* **Written exercise**
Search the data for the string "true" and extract every line where it appears.

(Entries taken from a collection)

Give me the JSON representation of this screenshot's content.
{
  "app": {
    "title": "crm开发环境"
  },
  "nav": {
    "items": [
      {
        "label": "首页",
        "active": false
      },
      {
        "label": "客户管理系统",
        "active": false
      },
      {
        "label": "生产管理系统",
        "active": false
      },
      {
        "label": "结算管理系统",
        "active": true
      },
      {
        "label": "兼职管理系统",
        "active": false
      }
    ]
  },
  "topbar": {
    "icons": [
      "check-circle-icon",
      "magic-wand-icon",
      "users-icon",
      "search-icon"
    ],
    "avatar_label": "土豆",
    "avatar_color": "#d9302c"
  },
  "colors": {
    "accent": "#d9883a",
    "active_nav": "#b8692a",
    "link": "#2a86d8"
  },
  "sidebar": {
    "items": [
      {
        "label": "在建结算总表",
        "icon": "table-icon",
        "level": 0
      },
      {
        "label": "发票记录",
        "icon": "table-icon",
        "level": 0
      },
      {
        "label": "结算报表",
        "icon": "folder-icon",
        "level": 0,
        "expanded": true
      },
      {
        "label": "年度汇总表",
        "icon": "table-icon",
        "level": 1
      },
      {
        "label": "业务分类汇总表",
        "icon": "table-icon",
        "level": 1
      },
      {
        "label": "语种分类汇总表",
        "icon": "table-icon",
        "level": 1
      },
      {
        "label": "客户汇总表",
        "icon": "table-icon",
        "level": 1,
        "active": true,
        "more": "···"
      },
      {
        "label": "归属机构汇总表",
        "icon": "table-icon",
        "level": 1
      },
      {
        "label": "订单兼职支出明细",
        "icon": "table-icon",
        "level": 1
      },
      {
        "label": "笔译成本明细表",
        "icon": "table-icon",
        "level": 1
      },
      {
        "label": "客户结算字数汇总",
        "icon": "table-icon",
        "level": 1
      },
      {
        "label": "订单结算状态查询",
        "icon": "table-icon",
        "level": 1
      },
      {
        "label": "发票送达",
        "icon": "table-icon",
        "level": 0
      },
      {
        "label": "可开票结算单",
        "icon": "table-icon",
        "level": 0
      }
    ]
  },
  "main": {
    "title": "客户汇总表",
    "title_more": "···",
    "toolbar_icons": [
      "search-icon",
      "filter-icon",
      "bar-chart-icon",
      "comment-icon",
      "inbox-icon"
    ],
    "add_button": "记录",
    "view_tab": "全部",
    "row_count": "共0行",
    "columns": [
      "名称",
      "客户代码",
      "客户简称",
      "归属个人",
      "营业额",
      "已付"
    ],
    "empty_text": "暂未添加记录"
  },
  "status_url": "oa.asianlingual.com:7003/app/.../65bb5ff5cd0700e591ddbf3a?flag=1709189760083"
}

* **Worked answer**
        "active": true
        "expanded": true
        "active": true,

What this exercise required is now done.